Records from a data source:
- - - - -

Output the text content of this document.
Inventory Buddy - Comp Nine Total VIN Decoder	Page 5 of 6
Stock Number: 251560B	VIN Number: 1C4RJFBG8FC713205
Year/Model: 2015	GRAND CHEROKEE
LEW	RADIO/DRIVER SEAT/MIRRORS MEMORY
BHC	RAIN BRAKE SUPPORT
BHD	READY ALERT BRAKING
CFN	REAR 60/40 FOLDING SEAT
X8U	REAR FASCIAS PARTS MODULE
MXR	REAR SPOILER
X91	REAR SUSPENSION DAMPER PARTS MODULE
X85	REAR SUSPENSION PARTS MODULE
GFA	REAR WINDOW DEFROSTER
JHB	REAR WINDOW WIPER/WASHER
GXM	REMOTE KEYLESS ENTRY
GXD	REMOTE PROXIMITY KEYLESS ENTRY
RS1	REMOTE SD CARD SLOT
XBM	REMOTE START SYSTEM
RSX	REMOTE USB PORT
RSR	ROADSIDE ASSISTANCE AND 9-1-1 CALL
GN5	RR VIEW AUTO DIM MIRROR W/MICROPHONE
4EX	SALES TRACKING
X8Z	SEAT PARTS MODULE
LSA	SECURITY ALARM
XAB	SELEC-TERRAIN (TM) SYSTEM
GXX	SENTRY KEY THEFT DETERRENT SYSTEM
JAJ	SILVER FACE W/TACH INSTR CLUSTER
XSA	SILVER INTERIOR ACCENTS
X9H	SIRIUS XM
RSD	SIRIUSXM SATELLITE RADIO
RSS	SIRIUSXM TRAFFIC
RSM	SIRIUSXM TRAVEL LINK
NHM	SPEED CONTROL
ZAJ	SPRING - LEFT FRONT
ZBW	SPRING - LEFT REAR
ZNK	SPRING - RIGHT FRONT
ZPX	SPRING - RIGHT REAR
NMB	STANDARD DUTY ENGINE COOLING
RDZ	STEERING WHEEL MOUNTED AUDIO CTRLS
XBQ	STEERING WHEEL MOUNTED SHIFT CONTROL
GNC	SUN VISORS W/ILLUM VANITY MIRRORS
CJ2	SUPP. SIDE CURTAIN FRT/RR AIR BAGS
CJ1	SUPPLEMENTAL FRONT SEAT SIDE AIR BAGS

- - - - -

The problem:
Read the entries and show each line that mentions "FRONT".

Task answer:
ZAJ	SPRING - LEFT FRONT
ZNK	SPRING - RIGHT FRONT
CJ1	SUPPLEMENTAL FRONT SEAT SIDE AIR BAGS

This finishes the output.